Problem description
If a line in the records below contains the word "name", copy it.

Dataset items

[Start of section]

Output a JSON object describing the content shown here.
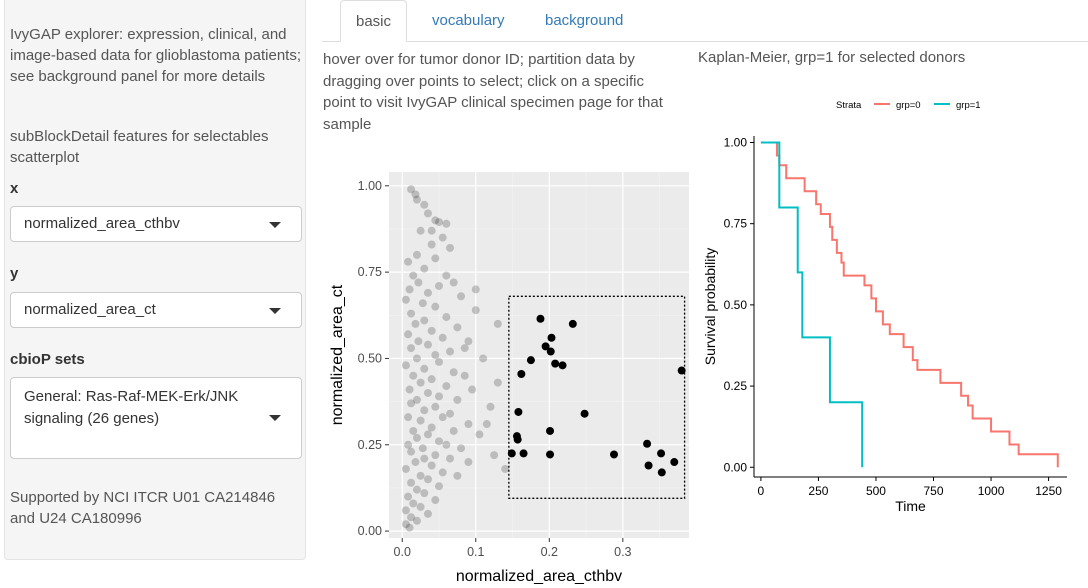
{
  "sidebar": {
    "intro": "IvyGAP explorer: expression, clinical, and image-based data for glioblastoma patients; see background panel for more details",
    "feature_note": "subBlockDetail features for selectables scatterplot",
    "x_label": "x",
    "x_value": "normalized_area_cthbv",
    "y_label": "y",
    "y_value": "normalized_area_ct",
    "sets_label": "cbioP sets",
    "sets_value_line1": "General: Ras-Raf-MEK-Erk/JNK",
    "sets_value_line2": "signaling (26 genes)",
    "support_line1": "Supported by NCI ITCR U01 CA214846",
    "support_line2": "and U24 CA180996"
  },
  "tabs": [
    {
      "label": "basic",
      "active": true
    },
    {
      "label": "vocabulary",
      "active": false
    },
    {
      "label": "background",
      "active": false
    }
  ],
  "description": {
    "line1": "hover over for tumor donor ID; partition data by",
    "line2": "dragging over points to select; click on a specific",
    "line3": "point to visit IvyGAP clinical specimen page for that",
    "line4": "sample"
  },
  "km_title": "Kaplan-Meier, grp=1 for selected donors",
  "colors": {
    "tab_link": "#337ab7",
    "grp0": "#F8766D",
    "grp1": "#00BFC4",
    "panel_bg": "#EBEBEB",
    "point": "#000000"
  },
  "chart_data": [
    {
      "type": "scatter",
      "title": "",
      "xlabel": "normalized_area_cthbv",
      "ylabel": "normalized_area_ct",
      "xlim": [
        -0.018,
        0.39
      ],
      "ylim": [
        -0.02,
        1.04
      ],
      "x_ticks": [
        "0.0",
        "0.1",
        "0.2",
        "0.3"
      ],
      "y_ticks": [
        "0.00",
        "0.25",
        "0.50",
        "0.75",
        "1.00"
      ],
      "grid": true,
      "selection_box": {
        "x": [
          0.145,
          0.384
        ],
        "y": [
          0.095,
          0.68
        ]
      },
      "series": [
        {
          "name": "selected",
          "points": [
            [
              0.188,
              0.615
            ],
            [
              0.232,
              0.6
            ],
            [
              0.203,
              0.56
            ],
            [
              0.195,
              0.535
            ],
            [
              0.202,
              0.52
            ],
            [
              0.175,
              0.495
            ],
            [
              0.208,
              0.485
            ],
            [
              0.218,
              0.48
            ],
            [
              0.162,
              0.455
            ],
            [
              0.38,
              0.465
            ],
            [
              0.158,
              0.345
            ],
            [
              0.248,
              0.34
            ],
            [
              0.201,
              0.29
            ],
            [
              0.156,
              0.275
            ],
            [
              0.157,
              0.265
            ],
            [
              0.149,
              0.225
            ],
            [
              0.165,
              0.225
            ],
            [
              0.201,
              0.222
            ],
            [
              0.288,
              0.222
            ],
            [
              0.333,
              0.253
            ],
            [
              0.352,
              0.225
            ],
            [
              0.37,
              0.2
            ],
            [
              0.335,
              0.19
            ],
            [
              0.353,
              0.17
            ]
          ]
        },
        {
          "name": "unselected",
          "points": [
            [
              0.012,
              0.99
            ],
            [
              0.018,
              0.975
            ],
            [
              0.03,
              0.945
            ],
            [
              0.035,
              0.92
            ],
            [
              0.045,
              0.9
            ],
            [
              0.05,
              0.895
            ],
            [
              0.06,
              0.89
            ],
            [
              0.025,
              0.87
            ],
            [
              0.055,
              0.85
            ],
            [
              0.04,
              0.83
            ],
            [
              0.065,
              0.82
            ],
            [
              0.02,
              0.8
            ],
            [
              0.045,
              0.79
            ],
            [
              0.008,
              0.78
            ],
            [
              0.03,
              0.76
            ],
            [
              0.015,
              0.74
            ],
            [
              0.06,
              0.74
            ],
            [
              0.022,
              0.72
            ],
            [
              0.05,
              0.71
            ],
            [
              0.01,
              0.7
            ],
            [
              0.035,
              0.69
            ],
            [
              0.08,
              0.68
            ],
            [
              0.005,
              0.67
            ],
            [
              0.028,
              0.66
            ],
            [
              0.045,
              0.65
            ],
            [
              0.1,
              0.64
            ],
            [
              0.012,
              0.63
            ],
            [
              0.06,
              0.62
            ],
            [
              0.03,
              0.61
            ],
            [
              0.018,
              0.6
            ],
            [
              0.075,
              0.59
            ],
            [
              0.04,
              0.58
            ],
            [
              0.008,
              0.57
            ],
            [
              0.055,
              0.56
            ],
            [
              0.022,
              0.55
            ],
            [
              0.09,
              0.55
            ],
            [
              0.035,
              0.54
            ],
            [
              0.012,
              0.53
            ],
            [
              0.065,
              0.52
            ],
            [
              0.045,
              0.51
            ],
            [
              0.02,
              0.5
            ],
            [
              0.11,
              0.5
            ],
            [
              0.05,
              0.49
            ],
            [
              0.005,
              0.48
            ],
            [
              0.03,
              0.47
            ],
            [
              0.07,
              0.46
            ],
            [
              0.015,
              0.45
            ],
            [
              0.085,
              0.45
            ],
            [
              0.04,
              0.44
            ],
            [
              0.025,
              0.43
            ],
            [
              0.06,
              0.42
            ],
            [
              0.01,
              0.41
            ],
            [
              0.095,
              0.41
            ],
            [
              0.035,
              0.4
            ],
            [
              0.05,
              0.39
            ],
            [
              0.02,
              0.38
            ],
            [
              0.075,
              0.38
            ],
            [
              0.012,
              0.37
            ],
            [
              0.045,
              0.36
            ],
            [
              0.12,
              0.36
            ],
            [
              0.03,
              0.35
            ],
            [
              0.065,
              0.34
            ],
            [
              0.008,
              0.33
            ],
            [
              0.055,
              0.33
            ],
            [
              0.025,
              0.32
            ],
            [
              0.09,
              0.31
            ],
            [
              0.04,
              0.3
            ],
            [
              0.015,
              0.29
            ],
            [
              0.07,
              0.29
            ],
            [
              0.035,
              0.28
            ],
            [
              0.105,
              0.28
            ],
            [
              0.02,
              0.27
            ],
            [
              0.05,
              0.26
            ],
            [
              0.008,
              0.25
            ],
            [
              0.06,
              0.25
            ],
            [
              0.028,
              0.24
            ],
            [
              0.08,
              0.24
            ],
            [
              0.012,
              0.23
            ],
            [
              0.045,
              0.22
            ],
            [
              0.125,
              0.22
            ],
            [
              0.03,
              0.21
            ],
            [
              0.065,
              0.21
            ],
            [
              0.018,
              0.2
            ],
            [
              0.09,
              0.2
            ],
            [
              0.04,
              0.19
            ],
            [
              0.005,
              0.18
            ],
            [
              0.055,
              0.17
            ],
            [
              0.025,
              0.16
            ],
            [
              0.075,
              0.16
            ],
            [
              0.035,
              0.15
            ],
            [
              0.012,
              0.14
            ],
            [
              0.05,
              0.13
            ],
            [
              0.02,
              0.12
            ],
            [
              0.03,
              0.11
            ],
            [
              0.008,
              0.1
            ],
            [
              0.045,
              0.09
            ],
            [
              0.015,
              0.08
            ],
            [
              0.025,
              0.07
            ],
            [
              0.005,
              0.06
            ],
            [
              0.035,
              0.05
            ],
            [
              0.012,
              0.04
            ],
            [
              0.02,
              0.03
            ],
            [
              0.005,
              0.02
            ],
            [
              0.01,
              0.01
            ],
            [
              0.13,
              0.6
            ],
            [
              0.115,
              0.31
            ],
            [
              0.14,
              0.18
            ],
            [
              0.085,
              0.53
            ],
            [
              0.1,
              0.7
            ],
            [
              0.07,
              0.72
            ],
            [
              0.13,
              0.43
            ],
            [
              0.02,
              0.96
            ],
            [
              0.04,
              0.87
            ]
          ]
        }
      ]
    },
    {
      "type": "line",
      "title": "",
      "xlabel": "Time",
      "ylabel": "Survival probability",
      "xlim": [
        -30,
        1330
      ],
      "ylim": [
        -0.03,
        1.02
      ],
      "x_ticks": [
        "0",
        "250",
        "500",
        "750",
        "1000",
        "1250"
      ],
      "y_ticks": [
        "0.00",
        "0.25",
        "0.50",
        "0.75",
        "1.00"
      ],
      "grid": false,
      "legend_title": "Strata",
      "legend_position": "top",
      "series": [
        {
          "name": "grp=0",
          "x": [
            0,
            60,
            70,
            80,
            110,
            180,
            190,
            190,
            240,
            260,
            300,
            310,
            320,
            330,
            350,
            360,
            420,
            450,
            480,
            500,
            530,
            560,
            620,
            660,
            680,
            700,
            760,
            780,
            800,
            850,
            870,
            900,
            920,
            950,
            1000,
            1030,
            1080,
            1120,
            1250,
            1290
          ],
          "y": [
            1.0,
            1.0,
            0.96,
            0.93,
            0.89,
            0.89,
            0.85,
            0.85,
            0.81,
            0.78,
            0.74,
            0.7,
            0.7,
            0.66,
            0.63,
            0.59,
            0.59,
            0.56,
            0.52,
            0.48,
            0.44,
            0.41,
            0.37,
            0.33,
            0.3,
            0.3,
            0.3,
            0.26,
            0.26,
            0.26,
            0.22,
            0.19,
            0.15,
            0.15,
            0.11,
            0.11,
            0.07,
            0.04,
            0.04,
            0.0
          ]
        },
        {
          "name": "grp=1",
          "x": [
            0,
            60,
            80,
            160,
            180,
            300,
            440,
            440
          ],
          "y": [
            1.0,
            1.0,
            0.8,
            0.6,
            0.4,
            0.2,
            0.2,
            0.0
          ]
        }
      ]
    }
  ]
}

[End of section]

Solution
          "name": "selected",
          "name": "unselected",
          "name": "grp=0",
          "name": "grp=1",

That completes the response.